SHORT TASK: Identify the lines that contain the string "filled" and copy all of them.

-- Begin RECORDS SHOWN --

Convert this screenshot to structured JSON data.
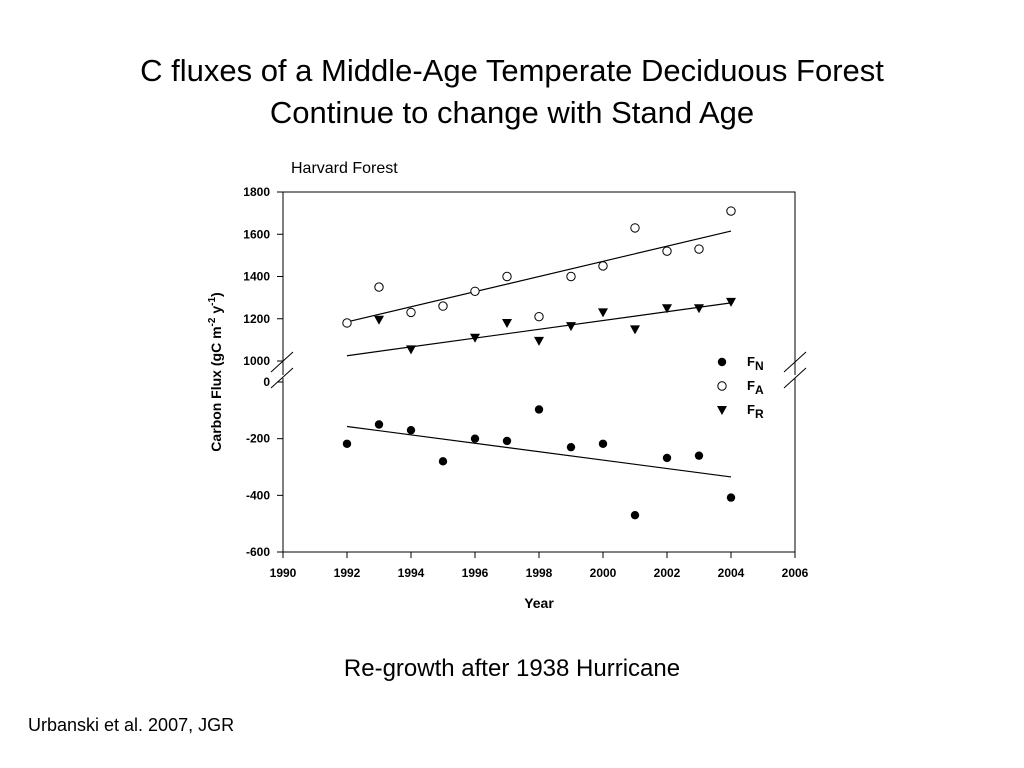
{
  "slide": {
    "title_line1": "C fluxes of a Middle-Age Temperate Deciduous Forest",
    "title_line2": "Continue to change with Stand Age",
    "caption": "Re-growth after 1938 Hurricane",
    "citation": "Urbanski et al. 2007, JGR"
  },
  "chart_data": {
    "type": "scatter",
    "title": "Harvard Forest",
    "xlabel": "Year",
    "ylabel": "Carbon Flux (gC m-2 y-1)",
    "xlim": [
      1990,
      2006
    ],
    "x_ticks": [
      1990,
      1992,
      1994,
      1996,
      1998,
      2000,
      2002,
      2004,
      2006
    ],
    "axis_break": true,
    "upper_panel": {
      "ylim": [
        1000,
        1800
      ],
      "y_ticks": [
        1000,
        1200,
        1400,
        1600,
        1800
      ]
    },
    "lower_panel": {
      "ylim": [
        -600,
        0
      ],
      "y_ticks": [
        -600,
        -400,
        -200,
        0
      ]
    },
    "legend_position": "right",
    "series": [
      {
        "name": "FN",
        "label_main": "F",
        "label_sub": "N",
        "marker": "filled-circle",
        "panel": "lower",
        "x": [
          1992,
          1993,
          1994,
          1995,
          1996,
          1997,
          1998,
          1999,
          2000,
          2001,
          2002,
          2003,
          2004
        ],
        "y": [
          -218,
          -150,
          -170,
          -280,
          -200,
          -208,
          -97,
          -230,
          -218,
          -470,
          -268,
          -260,
          -408
        ],
        "trend": [
          [
            1992,
            -157
          ],
          [
            2004,
            -335
          ]
        ]
      },
      {
        "name": "FA",
        "label_main": "F",
        "label_sub": "A",
        "marker": "open-circle",
        "panel": "upper",
        "x": [
          1992,
          1993,
          1994,
          1995,
          1996,
          1997,
          1998,
          1999,
          2000,
          2001,
          2002,
          2003,
          2004
        ],
        "y": [
          1180,
          1350,
          1230,
          1260,
          1330,
          1400,
          1210,
          1400,
          1450,
          1630,
          1520,
          1530,
          1710
        ],
        "trend": [
          [
            1992,
            1185
          ],
          [
            2004,
            1615
          ]
        ]
      },
      {
        "name": "FR",
        "label_main": "F",
        "label_sub": "R",
        "marker": "filled-triangle-down",
        "panel": "upper",
        "x": [
          1993,
          1994,
          1996,
          1997,
          1998,
          1999,
          2000,
          2001,
          2002,
          2003,
          2004
        ],
        "y": [
          1195,
          1055,
          1110,
          1180,
          1095,
          1165,
          1230,
          1150,
          1250,
          1250,
          1280
        ],
        "trend": [
          [
            1992,
            1025
          ],
          [
            2004,
            1275
          ]
        ]
      }
    ]
  }
}
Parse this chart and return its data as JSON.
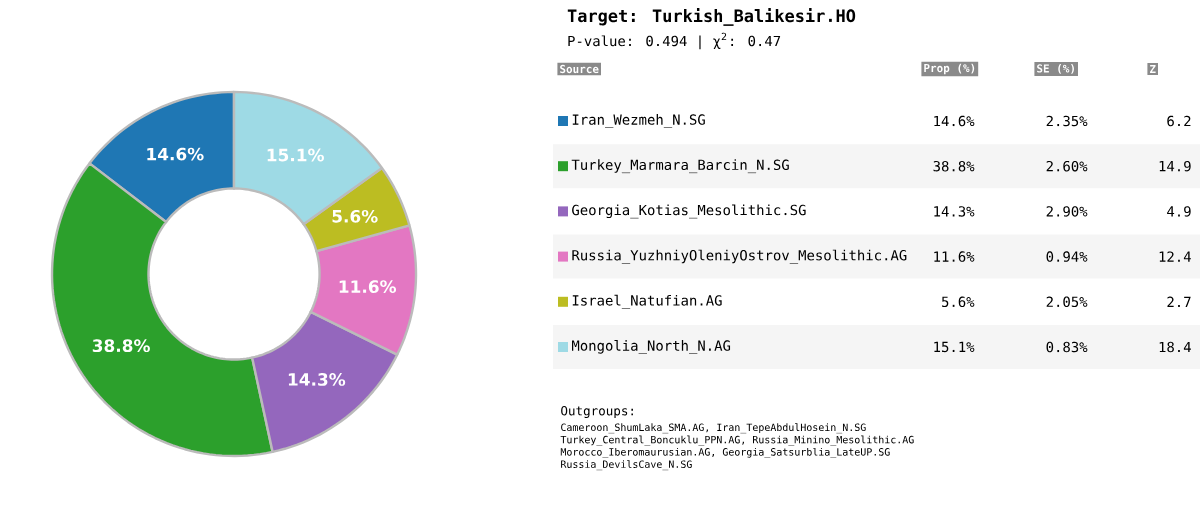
{
  "chart_data": {
    "type": "donut",
    "title": "Target: Turkish_Balikesir.HO",
    "subtitle": "P-value: 0.494   |   χ$^{2}$: 0.47",
    "categories": [
      "Iran_Wezmeh_N.SG",
      "Turkey_Marmara_Barcin_N.SG",
      "Georgia_Kotias_Mesolithic.SG",
      "Russia_YuzhniyOleniyOstrov_Mesolithic.AG",
      "Israel_Natufian.AG",
      "Mongolia_North_N.AG"
    ],
    "values": [
      14.6,
      38.8,
      14.3,
      11.6,
      5.6,
      15.1
    ],
    "colors": [
      "#1f77b4",
      "#2ca02c",
      "#9467bd",
      "#e377c2",
      "#bcbd22",
      "#9edae5"
    ],
    "value_labels": [
      "14.6%",
      "38.8%",
      "14.3%",
      "11.6%",
      "5.6%",
      "15.1%"
    ],
    "legend": "right",
    "annotations": [
      "Source",
      "Prop (%)",
      "SE (%)",
      "Z",
      "2.35%",
      "2.60%",
      "2.90%",
      "0.94%",
      "2.05%",
      "0.83%",
      "6.2",
      "14.9",
      "4.9",
      "12.4",
      "2.7",
      "18.4",
      "Outgroups:",
      "Cameroon_ShumLaka_SMA.AG, Iran_TepeAbdulHosein_N.SG",
      "Turkey_Central_Boncuklu_PPN.AG, Russia_Minino_Mesolithic.AG",
      "Morocco_Iberomaurusian.AG, Georgia_Satsurblia_LateUP.SG",
      "Russia_DevilsCave_N.SG"
    ]
  }
}
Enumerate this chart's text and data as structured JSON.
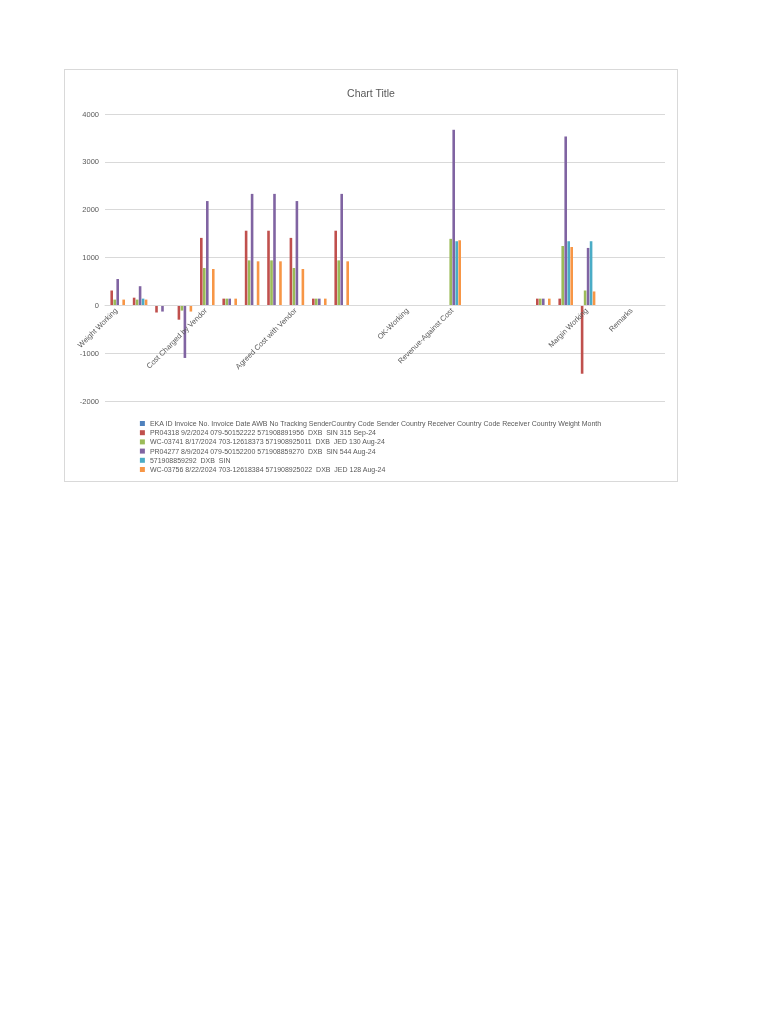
{
  "chart_data": {
    "type": "bar",
    "title": "Chart Title",
    "categories": [
      "Weight Working",
      null,
      null,
      null,
      "Cost Charged by Vendor",
      null,
      null,
      null,
      "Agreed Cost with Vendor",
      null,
      null,
      null,
      null,
      "OK-Working",
      null,
      "Revenue-Against Cost",
      null,
      null,
      null,
      null,
      null,
      "Margin Working",
      null,
      "Remarks",
      null
    ],
    "series": [
      {
        "name": "EKA ID Invoice No. Invoice Date AWB No Tracking SenderCountry Code Sender Country Receiver Country Code Receiver Country Weight Month",
        "color": "#4f81bd",
        "values": [
          null,
          null,
          null,
          null,
          null,
          null,
          null,
          null,
          null,
          null,
          null,
          null,
          null,
          null,
          null,
          null,
          null,
          null,
          null,
          null,
          null,
          null,
          null,
          null,
          null
        ]
      },
      {
        "name": "PR04318 9/2/2024 079-50152222 571908891956  DXB  SIN 315 Sep-24",
        "color": "#c0504d",
        "values": [
          310,
          160,
          -150,
          -300,
          1410,
          140,
          1560,
          1560,
          1410,
          140,
          1560,
          null,
          null,
          null,
          null,
          null,
          null,
          null,
          null,
          140,
          140,
          -1430,
          null,
          null,
          null
        ]
      },
      {
        "name": "WC-03741 8/17/2024 703-12618373 571908925011  DXB  JED 130 Aug-24",
        "color": "#9bbb59",
        "values": [
          120,
          120,
          null,
          -110,
          780,
          140,
          940,
          940,
          780,
          140,
          940,
          null,
          null,
          null,
          null,
          1390,
          null,
          null,
          null,
          140,
          1240,
          310,
          null,
          null,
          null
        ]
      },
      {
        "name": "PR04277 8/9/2024 079-50152200 571908859270  DXB  SIN 544 Aug-24",
        "color": "#8064a2",
        "values": [
          550,
          400,
          -130,
          -1100,
          2180,
          140,
          2330,
          2330,
          2180,
          140,
          2330,
          null,
          null,
          null,
          null,
          3670,
          null,
          null,
          null,
          140,
          3530,
          1200,
          null,
          null,
          null
        ]
      },
      {
        "name": "571908859292  DXB  SIN",
        "color": "#4bacc6",
        "values": [
          null,
          140,
          null,
          null,
          null,
          null,
          null,
          null,
          null,
          null,
          null,
          null,
          null,
          null,
          null,
          1340,
          null,
          null,
          null,
          null,
          1340,
          1340,
          null,
          null,
          null
        ]
      },
      {
        "name": "WC-03756 8/22/2024 703-12618384 571908925022  DXB  JED 128 Aug-24",
        "color": "#f79646",
        "values": [
          120,
          120,
          null,
          -130,
          760,
          140,
          920,
          920,
          760,
          140,
          920,
          null,
          null,
          null,
          null,
          1360,
          null,
          null,
          null,
          140,
          1220,
          290,
          null,
          null,
          null
        ]
      }
    ],
    "ylim": [
      -2000,
      4000
    ],
    "yticks": [
      -2000,
      -1000,
      0,
      1000,
      2000,
      3000,
      4000
    ],
    "grid": "y",
    "legend": "bottom"
  }
}
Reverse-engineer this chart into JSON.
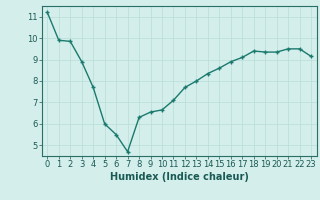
{
  "x": [
    0,
    1,
    2,
    3,
    4,
    5,
    6,
    7,
    8,
    9,
    10,
    11,
    12,
    13,
    14,
    15,
    16,
    17,
    18,
    19,
    20,
    21,
    22,
    23
  ],
  "y": [
    11.2,
    9.9,
    9.85,
    8.9,
    7.7,
    6.0,
    5.5,
    4.7,
    6.3,
    6.55,
    6.65,
    7.1,
    7.7,
    8.0,
    8.35,
    8.6,
    8.9,
    9.1,
    9.4,
    9.35,
    9.35,
    9.5,
    9.5,
    9.15
  ],
  "line_color": "#1a7a6e",
  "marker": "+",
  "marker_size": 3,
  "line_width": 1.0,
  "xlabel": "Humidex (Indice chaleur)",
  "ylim": [
    4.5,
    11.5
  ],
  "xlim": [
    -0.5,
    23.5
  ],
  "bg_color": "#d4eeeb",
  "grid_color": "#b8ddd8",
  "axis_color": "#2a6e68",
  "tick_color": "#1a5a54",
  "label_color": "#1a5a54",
  "yticks": [
    5,
    6,
    7,
    8,
    9,
    10,
    11
  ],
  "xticks": [
    0,
    1,
    2,
    3,
    4,
    5,
    6,
    7,
    8,
    9,
    10,
    11,
    12,
    13,
    14,
    15,
    16,
    17,
    18,
    19,
    20,
    21,
    22,
    23
  ],
  "xlabel_fontsize": 7,
  "tick_fontsize": 6
}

-- End RECORDS SHOWN --

SOLUTION FOR THIS EXERCISE:
        "marker": "filled-circle",
        "marker": "filled-triangle-down",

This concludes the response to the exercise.